*Exercise directions*
Listed below are entries; give the number of lines among them that include "JSON", and only that number.

*Data shown*
►
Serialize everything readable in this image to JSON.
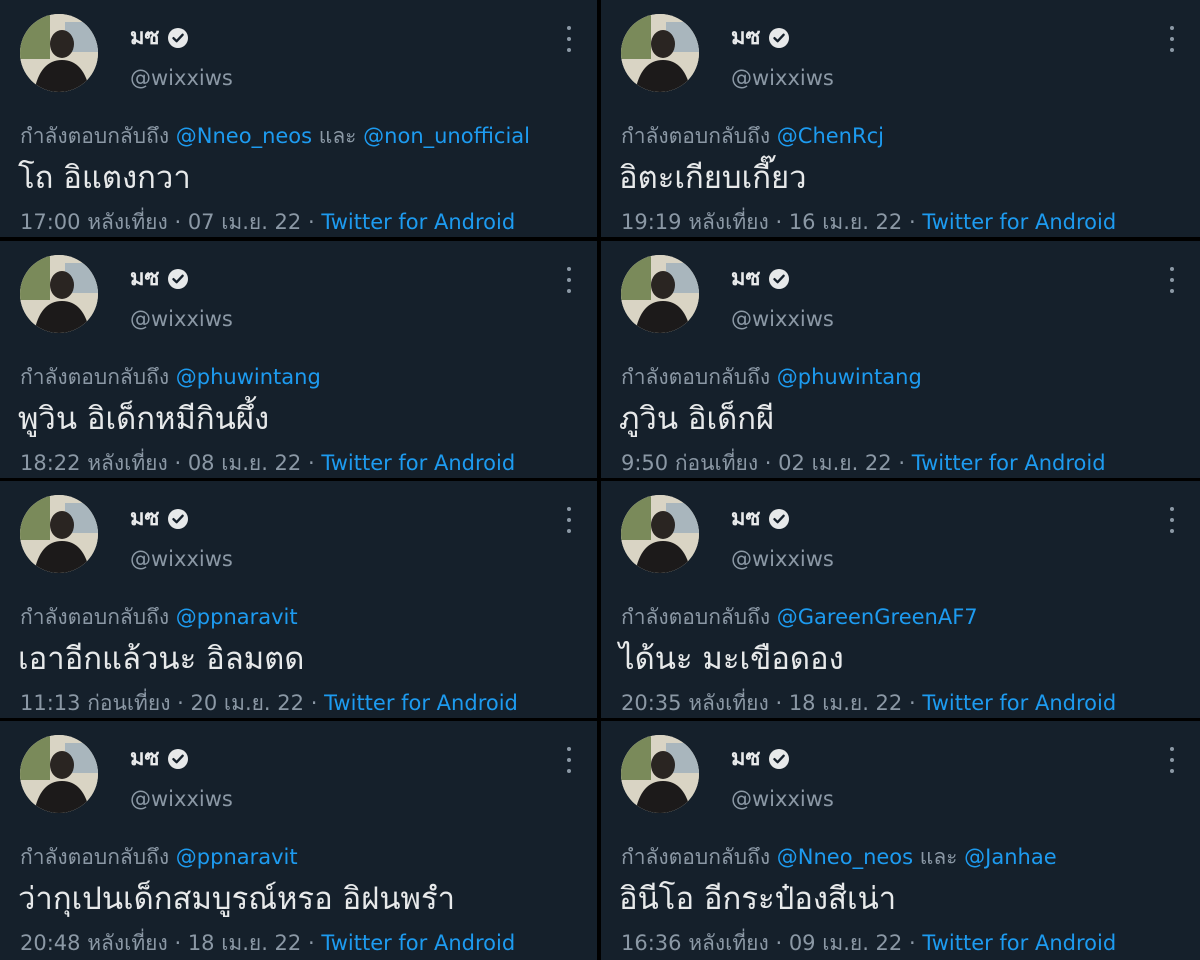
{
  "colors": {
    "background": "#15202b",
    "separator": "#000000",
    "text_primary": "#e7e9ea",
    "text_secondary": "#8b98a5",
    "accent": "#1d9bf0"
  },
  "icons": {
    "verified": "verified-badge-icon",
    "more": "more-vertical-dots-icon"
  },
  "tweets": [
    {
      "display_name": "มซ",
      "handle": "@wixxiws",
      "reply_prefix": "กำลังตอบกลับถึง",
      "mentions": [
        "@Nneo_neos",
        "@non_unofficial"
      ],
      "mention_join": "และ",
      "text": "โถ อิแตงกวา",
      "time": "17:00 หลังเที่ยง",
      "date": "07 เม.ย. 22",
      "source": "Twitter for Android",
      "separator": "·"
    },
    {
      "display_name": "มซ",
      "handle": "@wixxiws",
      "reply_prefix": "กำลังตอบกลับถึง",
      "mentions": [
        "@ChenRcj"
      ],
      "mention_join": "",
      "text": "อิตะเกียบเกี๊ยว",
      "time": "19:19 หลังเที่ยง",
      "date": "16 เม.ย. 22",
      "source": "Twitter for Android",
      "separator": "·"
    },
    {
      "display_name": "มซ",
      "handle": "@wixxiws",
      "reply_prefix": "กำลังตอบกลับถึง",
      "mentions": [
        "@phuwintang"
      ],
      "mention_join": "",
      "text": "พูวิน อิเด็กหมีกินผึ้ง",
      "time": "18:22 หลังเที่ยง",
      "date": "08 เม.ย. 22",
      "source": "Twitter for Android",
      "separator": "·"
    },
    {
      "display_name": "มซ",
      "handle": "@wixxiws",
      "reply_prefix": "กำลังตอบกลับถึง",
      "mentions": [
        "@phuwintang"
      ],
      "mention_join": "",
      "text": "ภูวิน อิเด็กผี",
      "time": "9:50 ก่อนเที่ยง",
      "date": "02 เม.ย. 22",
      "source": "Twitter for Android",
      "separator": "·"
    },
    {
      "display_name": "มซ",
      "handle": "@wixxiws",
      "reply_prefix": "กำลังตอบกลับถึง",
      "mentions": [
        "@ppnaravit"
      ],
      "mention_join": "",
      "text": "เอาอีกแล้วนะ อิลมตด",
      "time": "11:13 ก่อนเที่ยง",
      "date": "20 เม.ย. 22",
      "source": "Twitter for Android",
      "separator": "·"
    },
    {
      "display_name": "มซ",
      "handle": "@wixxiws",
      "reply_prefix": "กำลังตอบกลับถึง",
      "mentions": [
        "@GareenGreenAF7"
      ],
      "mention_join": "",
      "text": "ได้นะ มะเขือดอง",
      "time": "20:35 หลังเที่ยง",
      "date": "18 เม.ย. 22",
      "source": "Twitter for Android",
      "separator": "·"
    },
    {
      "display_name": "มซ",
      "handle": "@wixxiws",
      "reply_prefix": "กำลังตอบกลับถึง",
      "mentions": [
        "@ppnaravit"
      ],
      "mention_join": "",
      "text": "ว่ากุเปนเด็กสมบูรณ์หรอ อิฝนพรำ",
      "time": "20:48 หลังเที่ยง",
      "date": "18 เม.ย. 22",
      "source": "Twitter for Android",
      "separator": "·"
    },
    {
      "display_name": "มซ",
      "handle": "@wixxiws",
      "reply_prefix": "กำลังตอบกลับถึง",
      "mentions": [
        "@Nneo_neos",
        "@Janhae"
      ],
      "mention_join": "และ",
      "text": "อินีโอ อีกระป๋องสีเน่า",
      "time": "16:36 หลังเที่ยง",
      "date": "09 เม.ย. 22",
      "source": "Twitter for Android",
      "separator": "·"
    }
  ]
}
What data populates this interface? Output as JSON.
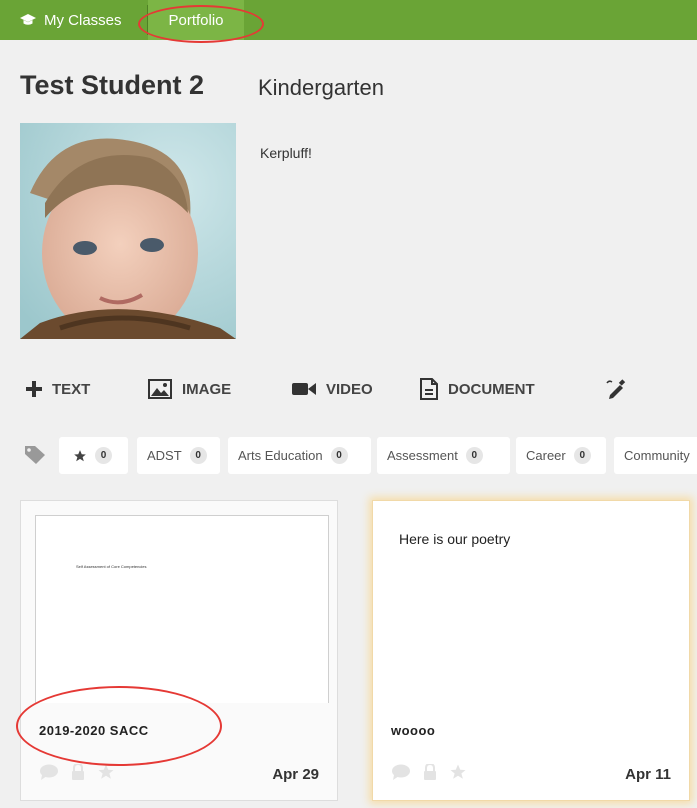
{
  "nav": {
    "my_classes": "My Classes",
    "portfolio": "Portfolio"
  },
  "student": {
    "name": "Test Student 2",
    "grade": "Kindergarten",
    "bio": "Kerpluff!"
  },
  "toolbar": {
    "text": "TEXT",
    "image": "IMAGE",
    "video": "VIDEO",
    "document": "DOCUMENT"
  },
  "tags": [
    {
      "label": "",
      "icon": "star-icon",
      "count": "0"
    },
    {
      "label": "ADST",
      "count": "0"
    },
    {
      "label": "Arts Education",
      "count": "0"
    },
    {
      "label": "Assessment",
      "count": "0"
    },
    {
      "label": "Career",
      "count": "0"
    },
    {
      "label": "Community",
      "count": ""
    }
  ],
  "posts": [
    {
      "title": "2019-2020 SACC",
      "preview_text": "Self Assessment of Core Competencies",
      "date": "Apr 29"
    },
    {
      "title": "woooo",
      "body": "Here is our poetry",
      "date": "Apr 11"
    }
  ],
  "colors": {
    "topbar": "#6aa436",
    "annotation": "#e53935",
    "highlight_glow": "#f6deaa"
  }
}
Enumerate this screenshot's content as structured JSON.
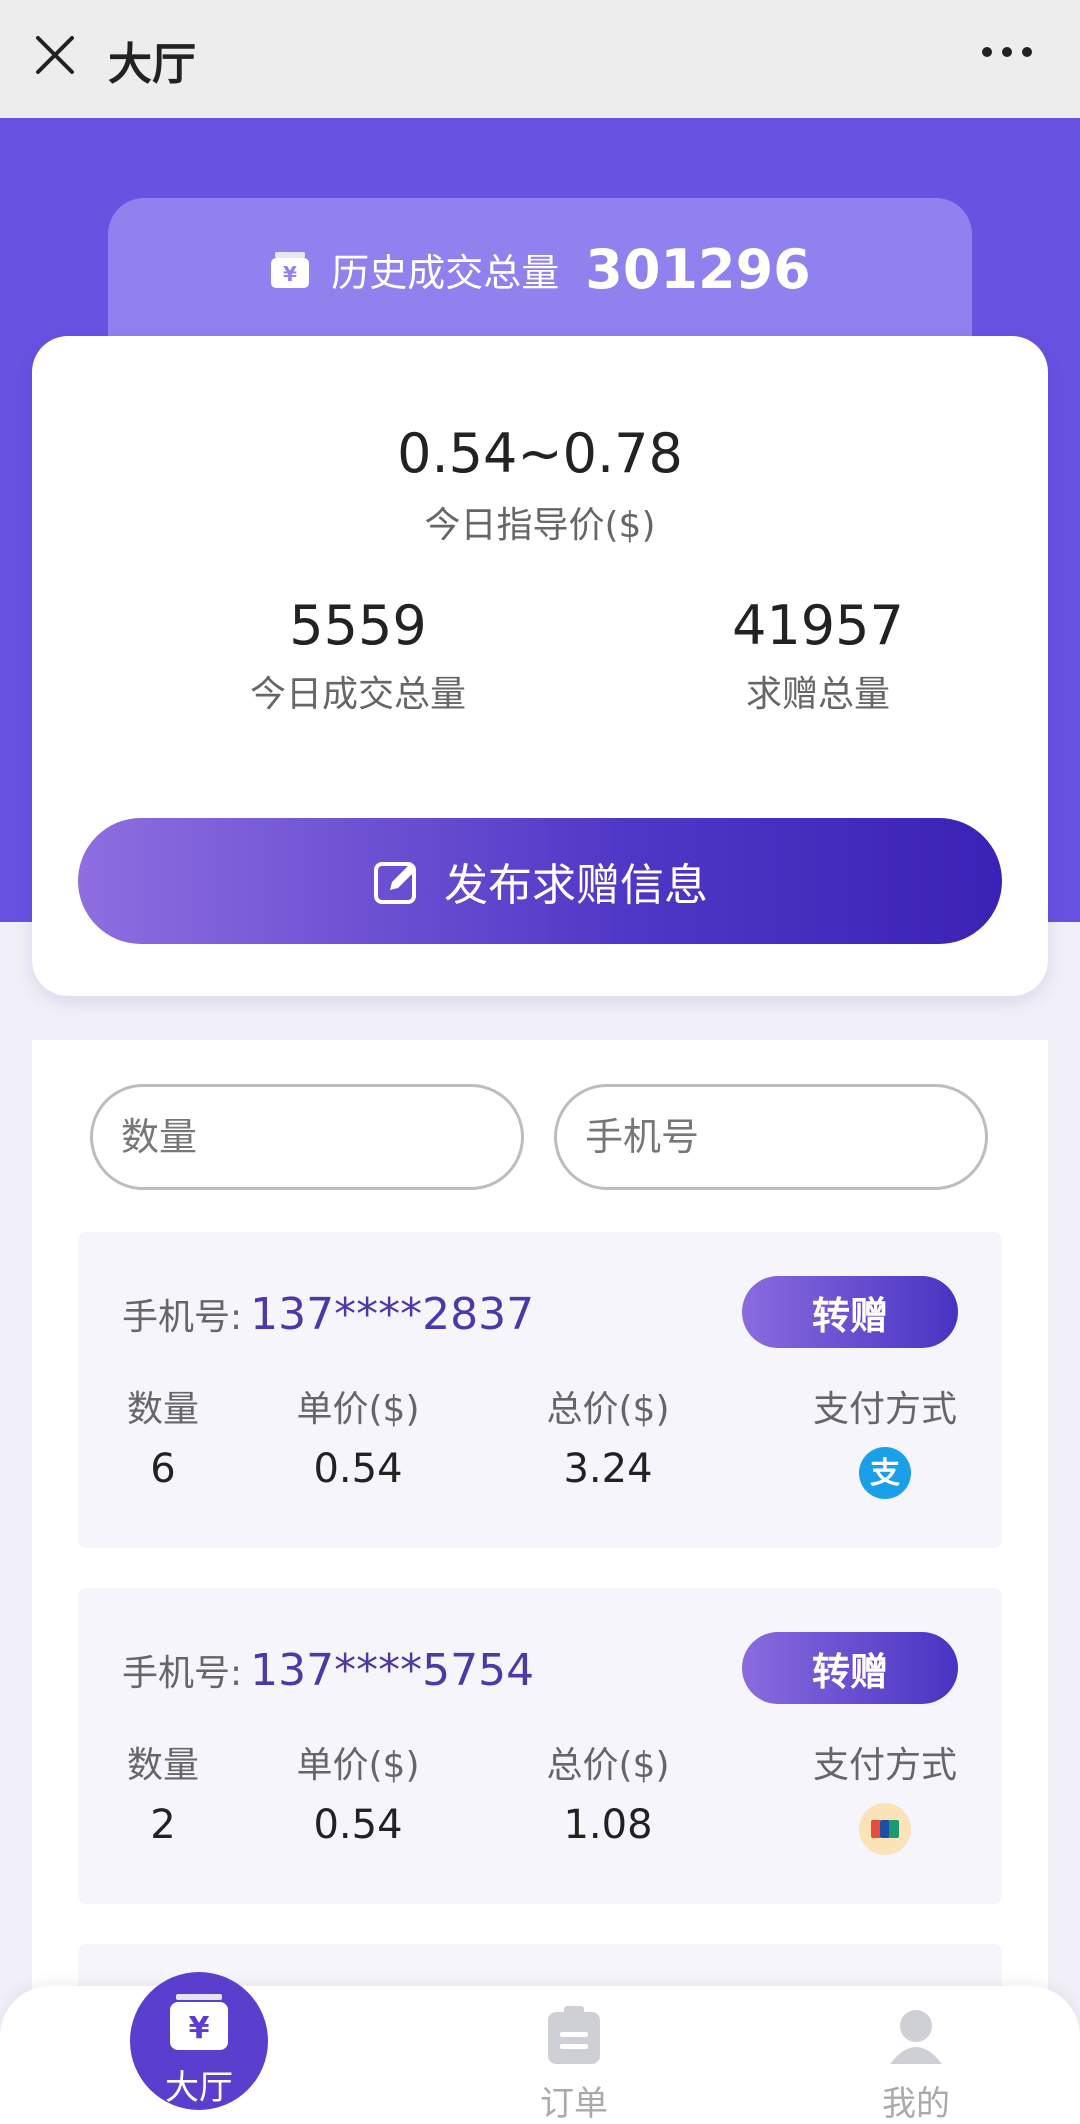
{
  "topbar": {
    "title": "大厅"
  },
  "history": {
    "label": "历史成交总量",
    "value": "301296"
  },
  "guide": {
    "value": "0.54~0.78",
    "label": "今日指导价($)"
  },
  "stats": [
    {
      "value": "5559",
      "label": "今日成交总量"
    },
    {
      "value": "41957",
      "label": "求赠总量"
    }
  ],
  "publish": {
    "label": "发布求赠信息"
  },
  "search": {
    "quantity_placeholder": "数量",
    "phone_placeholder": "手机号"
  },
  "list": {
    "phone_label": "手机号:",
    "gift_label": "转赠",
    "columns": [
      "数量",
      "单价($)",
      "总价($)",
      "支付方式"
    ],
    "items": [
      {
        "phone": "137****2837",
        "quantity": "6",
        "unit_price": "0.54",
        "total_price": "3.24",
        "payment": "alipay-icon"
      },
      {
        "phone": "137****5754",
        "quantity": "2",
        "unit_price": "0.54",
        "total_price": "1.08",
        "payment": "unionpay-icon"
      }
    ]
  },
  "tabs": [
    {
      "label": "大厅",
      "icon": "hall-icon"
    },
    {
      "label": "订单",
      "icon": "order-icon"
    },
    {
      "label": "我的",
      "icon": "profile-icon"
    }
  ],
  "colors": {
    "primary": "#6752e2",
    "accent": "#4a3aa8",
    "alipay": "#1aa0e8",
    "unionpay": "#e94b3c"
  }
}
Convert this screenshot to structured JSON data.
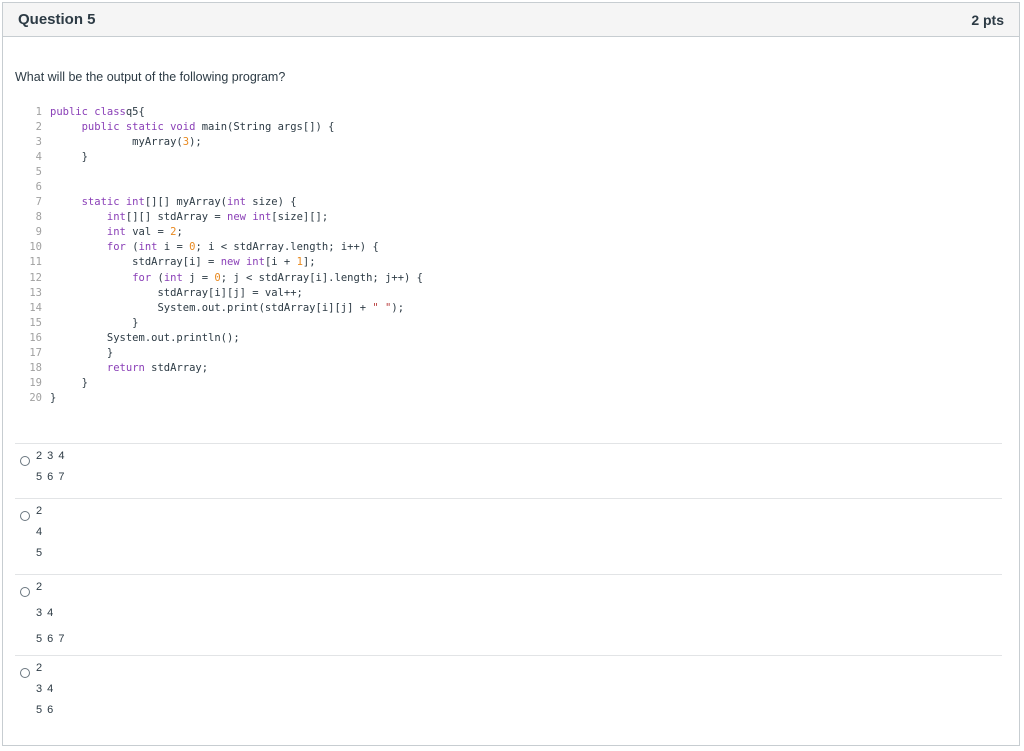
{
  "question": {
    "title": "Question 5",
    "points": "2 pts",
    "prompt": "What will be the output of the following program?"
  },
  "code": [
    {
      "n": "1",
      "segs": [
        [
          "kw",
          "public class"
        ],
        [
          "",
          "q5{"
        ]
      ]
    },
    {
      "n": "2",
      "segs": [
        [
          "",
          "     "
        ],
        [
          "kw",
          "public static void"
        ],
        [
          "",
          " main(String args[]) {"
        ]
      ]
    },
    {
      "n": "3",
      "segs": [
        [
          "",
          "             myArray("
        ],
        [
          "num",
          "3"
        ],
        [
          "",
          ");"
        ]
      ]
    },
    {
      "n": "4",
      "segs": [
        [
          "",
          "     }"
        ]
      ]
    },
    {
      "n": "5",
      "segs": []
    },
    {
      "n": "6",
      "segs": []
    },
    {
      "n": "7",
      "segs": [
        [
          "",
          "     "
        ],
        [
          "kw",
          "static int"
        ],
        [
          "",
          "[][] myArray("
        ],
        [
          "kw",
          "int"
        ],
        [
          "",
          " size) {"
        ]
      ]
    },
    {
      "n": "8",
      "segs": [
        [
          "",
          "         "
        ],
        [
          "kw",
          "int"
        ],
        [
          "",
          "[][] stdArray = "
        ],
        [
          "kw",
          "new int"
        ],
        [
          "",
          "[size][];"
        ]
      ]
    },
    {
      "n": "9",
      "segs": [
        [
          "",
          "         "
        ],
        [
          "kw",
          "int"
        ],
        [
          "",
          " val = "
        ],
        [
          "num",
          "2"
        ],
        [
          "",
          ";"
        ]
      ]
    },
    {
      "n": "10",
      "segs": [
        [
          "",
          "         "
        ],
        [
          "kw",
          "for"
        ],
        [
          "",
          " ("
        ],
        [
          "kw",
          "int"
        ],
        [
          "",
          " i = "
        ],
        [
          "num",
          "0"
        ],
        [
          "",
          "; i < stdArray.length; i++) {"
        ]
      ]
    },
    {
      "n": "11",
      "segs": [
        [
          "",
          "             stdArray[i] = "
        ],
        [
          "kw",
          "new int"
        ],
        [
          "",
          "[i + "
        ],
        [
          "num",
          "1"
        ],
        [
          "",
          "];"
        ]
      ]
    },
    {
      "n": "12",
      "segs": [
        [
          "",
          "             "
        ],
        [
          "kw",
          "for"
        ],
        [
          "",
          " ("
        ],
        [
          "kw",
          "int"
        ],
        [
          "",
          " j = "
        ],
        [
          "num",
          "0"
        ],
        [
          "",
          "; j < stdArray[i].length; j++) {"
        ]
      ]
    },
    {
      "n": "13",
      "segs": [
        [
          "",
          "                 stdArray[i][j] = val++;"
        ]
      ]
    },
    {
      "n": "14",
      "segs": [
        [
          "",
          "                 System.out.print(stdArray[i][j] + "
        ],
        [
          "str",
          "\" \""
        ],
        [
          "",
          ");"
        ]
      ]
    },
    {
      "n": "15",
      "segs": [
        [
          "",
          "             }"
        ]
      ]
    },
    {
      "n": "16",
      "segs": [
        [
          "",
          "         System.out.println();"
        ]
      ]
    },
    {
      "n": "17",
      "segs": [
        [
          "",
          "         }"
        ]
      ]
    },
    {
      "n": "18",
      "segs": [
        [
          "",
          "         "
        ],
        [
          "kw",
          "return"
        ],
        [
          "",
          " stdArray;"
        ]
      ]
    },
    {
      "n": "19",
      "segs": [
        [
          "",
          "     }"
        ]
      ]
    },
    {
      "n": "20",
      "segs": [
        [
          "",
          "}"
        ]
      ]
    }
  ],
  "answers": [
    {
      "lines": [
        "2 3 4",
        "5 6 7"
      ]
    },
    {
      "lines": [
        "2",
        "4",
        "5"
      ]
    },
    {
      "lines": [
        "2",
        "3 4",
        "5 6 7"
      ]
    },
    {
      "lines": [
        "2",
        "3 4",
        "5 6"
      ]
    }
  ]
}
◄
*Final result*
4